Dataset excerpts
- - -
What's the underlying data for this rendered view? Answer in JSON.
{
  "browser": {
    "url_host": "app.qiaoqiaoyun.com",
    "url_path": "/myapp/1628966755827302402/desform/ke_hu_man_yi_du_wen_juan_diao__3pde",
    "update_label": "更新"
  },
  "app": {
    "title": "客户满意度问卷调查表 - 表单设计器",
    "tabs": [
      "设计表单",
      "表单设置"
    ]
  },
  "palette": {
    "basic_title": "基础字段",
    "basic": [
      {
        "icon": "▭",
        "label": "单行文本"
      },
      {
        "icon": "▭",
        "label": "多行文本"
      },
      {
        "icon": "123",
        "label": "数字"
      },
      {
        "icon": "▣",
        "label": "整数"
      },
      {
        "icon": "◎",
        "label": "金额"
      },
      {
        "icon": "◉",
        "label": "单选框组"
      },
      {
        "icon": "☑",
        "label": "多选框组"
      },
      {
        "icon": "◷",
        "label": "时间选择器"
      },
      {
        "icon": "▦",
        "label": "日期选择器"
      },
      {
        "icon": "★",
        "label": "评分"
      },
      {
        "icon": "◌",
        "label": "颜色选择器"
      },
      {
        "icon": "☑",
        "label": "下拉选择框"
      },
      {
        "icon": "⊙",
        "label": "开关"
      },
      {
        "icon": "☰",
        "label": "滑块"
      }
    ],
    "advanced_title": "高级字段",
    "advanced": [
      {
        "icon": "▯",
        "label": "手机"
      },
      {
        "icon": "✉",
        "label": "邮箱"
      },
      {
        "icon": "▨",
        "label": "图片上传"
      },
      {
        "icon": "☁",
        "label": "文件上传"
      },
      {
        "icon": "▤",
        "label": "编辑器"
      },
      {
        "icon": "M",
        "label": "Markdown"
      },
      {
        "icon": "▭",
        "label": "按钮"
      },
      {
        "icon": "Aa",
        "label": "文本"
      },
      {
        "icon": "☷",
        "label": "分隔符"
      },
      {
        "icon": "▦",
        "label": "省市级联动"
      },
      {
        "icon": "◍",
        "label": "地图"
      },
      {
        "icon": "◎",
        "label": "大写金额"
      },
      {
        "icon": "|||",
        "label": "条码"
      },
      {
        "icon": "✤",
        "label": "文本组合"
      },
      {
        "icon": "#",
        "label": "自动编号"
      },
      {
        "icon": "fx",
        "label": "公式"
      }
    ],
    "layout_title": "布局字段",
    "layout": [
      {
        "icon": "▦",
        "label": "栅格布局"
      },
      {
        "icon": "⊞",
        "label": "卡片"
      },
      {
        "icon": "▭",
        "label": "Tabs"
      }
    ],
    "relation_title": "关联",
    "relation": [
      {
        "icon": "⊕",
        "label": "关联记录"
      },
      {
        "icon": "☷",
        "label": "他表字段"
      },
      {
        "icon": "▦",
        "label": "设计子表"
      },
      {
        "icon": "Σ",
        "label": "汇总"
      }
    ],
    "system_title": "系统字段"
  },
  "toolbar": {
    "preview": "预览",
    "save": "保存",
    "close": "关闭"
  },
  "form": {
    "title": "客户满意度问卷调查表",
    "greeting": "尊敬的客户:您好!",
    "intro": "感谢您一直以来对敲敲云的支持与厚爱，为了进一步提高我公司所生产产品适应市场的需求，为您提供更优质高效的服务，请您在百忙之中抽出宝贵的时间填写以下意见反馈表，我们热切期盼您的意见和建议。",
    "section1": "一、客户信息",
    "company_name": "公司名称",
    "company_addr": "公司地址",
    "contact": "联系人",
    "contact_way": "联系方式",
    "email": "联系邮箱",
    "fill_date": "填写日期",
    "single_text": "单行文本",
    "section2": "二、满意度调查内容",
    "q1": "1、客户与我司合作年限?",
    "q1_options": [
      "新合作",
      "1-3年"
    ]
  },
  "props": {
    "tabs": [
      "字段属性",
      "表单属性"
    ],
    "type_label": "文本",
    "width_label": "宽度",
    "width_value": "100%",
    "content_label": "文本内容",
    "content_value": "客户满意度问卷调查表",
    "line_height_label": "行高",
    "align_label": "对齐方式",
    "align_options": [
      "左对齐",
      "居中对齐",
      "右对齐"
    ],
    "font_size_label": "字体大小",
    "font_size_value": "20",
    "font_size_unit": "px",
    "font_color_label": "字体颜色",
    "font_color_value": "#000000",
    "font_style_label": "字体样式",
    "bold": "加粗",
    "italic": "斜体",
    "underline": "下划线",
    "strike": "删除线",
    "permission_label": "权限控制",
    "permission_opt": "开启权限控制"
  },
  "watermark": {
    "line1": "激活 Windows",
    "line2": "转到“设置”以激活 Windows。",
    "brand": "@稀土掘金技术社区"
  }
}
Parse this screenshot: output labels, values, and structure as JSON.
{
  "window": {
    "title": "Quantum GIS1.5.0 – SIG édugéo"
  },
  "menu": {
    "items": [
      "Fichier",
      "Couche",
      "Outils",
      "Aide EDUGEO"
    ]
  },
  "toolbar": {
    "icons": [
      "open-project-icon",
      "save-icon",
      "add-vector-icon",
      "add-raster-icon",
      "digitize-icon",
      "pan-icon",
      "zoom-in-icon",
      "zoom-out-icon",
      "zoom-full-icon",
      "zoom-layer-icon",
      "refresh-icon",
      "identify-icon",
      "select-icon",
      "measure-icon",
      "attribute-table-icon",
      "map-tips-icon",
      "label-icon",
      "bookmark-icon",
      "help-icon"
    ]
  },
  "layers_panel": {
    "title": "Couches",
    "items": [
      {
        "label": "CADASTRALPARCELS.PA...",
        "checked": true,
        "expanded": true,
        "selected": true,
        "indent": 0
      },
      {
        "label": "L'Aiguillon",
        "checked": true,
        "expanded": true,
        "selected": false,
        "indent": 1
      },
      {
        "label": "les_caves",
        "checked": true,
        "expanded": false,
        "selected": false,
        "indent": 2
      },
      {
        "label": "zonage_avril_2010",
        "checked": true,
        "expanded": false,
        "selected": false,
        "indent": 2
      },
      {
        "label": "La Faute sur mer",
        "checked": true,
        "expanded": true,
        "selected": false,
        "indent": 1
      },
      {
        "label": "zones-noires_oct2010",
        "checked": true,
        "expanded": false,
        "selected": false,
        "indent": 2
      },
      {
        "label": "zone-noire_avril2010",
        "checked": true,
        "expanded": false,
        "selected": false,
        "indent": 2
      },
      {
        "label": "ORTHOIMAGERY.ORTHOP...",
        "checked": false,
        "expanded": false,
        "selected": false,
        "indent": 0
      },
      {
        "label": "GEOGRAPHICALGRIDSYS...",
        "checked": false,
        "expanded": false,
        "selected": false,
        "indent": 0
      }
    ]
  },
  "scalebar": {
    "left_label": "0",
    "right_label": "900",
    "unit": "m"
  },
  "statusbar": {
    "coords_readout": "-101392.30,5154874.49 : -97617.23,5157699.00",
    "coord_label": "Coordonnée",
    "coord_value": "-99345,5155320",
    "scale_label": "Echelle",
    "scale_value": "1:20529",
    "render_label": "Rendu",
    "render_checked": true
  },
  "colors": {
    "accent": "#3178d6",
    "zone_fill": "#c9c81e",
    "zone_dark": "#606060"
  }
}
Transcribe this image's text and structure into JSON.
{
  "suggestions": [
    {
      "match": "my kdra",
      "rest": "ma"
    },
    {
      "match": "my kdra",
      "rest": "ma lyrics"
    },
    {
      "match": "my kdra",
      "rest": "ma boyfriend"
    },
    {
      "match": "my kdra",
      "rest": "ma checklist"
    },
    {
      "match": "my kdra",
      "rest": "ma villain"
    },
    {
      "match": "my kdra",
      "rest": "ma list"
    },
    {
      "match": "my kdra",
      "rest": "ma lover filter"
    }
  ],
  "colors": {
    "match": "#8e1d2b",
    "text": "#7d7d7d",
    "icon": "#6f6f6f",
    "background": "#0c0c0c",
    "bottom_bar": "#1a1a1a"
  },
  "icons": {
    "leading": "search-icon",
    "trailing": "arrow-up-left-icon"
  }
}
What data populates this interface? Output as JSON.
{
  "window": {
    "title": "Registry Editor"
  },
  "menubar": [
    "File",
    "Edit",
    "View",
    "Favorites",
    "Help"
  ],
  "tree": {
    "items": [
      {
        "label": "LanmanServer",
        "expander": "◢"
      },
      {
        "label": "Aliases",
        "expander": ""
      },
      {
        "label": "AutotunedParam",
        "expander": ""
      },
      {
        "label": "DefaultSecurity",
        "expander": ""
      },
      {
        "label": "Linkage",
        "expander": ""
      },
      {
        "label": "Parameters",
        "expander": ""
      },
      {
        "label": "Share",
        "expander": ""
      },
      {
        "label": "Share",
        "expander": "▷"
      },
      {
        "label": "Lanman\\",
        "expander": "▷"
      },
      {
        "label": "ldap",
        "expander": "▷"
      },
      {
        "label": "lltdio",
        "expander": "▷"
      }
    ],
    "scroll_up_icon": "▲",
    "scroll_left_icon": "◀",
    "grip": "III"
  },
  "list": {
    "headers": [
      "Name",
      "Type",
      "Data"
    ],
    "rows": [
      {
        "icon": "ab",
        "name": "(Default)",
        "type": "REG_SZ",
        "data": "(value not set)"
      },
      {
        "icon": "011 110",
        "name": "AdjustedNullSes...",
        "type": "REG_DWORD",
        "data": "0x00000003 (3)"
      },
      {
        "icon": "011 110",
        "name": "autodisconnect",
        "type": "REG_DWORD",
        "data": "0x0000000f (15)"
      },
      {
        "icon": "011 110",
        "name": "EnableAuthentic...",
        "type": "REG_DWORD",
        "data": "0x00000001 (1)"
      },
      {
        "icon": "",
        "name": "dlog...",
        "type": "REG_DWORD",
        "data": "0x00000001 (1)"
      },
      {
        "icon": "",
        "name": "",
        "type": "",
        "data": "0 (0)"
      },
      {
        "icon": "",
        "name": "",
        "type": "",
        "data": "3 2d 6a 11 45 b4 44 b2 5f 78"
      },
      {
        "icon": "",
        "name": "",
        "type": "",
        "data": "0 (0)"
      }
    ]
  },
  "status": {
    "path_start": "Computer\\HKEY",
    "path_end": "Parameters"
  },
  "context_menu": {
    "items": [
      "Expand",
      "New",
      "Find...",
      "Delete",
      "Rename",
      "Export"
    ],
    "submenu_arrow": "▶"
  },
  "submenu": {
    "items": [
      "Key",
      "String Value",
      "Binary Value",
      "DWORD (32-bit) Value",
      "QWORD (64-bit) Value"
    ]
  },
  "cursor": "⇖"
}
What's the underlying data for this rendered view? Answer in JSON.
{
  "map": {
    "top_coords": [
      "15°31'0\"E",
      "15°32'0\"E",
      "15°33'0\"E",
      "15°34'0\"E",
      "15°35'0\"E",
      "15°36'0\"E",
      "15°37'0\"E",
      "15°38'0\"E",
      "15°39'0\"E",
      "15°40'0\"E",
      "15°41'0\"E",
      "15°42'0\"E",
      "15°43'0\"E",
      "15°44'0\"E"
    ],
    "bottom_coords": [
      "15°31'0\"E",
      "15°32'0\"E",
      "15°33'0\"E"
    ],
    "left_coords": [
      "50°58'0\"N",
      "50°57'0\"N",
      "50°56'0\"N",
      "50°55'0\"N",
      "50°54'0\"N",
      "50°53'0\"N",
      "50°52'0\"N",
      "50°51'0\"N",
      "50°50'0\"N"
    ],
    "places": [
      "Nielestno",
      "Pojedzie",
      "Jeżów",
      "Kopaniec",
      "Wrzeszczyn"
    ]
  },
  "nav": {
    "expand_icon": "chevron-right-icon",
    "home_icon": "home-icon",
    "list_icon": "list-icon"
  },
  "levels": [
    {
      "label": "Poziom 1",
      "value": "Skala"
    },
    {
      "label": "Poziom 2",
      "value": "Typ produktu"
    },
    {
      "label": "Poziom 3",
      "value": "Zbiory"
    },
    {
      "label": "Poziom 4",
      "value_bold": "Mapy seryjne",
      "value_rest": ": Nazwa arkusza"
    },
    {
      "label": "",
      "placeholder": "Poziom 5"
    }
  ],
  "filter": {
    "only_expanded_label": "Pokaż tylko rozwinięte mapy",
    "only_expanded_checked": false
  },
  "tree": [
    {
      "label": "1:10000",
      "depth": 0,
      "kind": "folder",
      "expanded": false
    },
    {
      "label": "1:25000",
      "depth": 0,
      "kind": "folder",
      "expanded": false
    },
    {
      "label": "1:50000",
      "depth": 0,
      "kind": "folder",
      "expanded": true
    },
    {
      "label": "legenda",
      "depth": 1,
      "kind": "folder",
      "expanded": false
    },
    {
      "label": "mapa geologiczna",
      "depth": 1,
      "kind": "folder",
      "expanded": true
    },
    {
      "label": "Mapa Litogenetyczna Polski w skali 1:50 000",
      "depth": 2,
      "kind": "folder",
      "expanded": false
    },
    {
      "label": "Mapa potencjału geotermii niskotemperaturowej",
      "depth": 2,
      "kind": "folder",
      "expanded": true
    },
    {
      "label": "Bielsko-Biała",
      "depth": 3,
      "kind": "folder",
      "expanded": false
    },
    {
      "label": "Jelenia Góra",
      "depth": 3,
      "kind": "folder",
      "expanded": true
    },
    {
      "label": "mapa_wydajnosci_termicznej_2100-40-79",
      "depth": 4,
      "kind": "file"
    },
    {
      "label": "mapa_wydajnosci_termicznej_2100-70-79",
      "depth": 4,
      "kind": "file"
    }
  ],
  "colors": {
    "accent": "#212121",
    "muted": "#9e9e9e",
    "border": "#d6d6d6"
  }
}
- - -
◆ Short task
Go over the records above and tally the lines with the word "JSON" in them. Give the number alone.

◆ Exercise response
5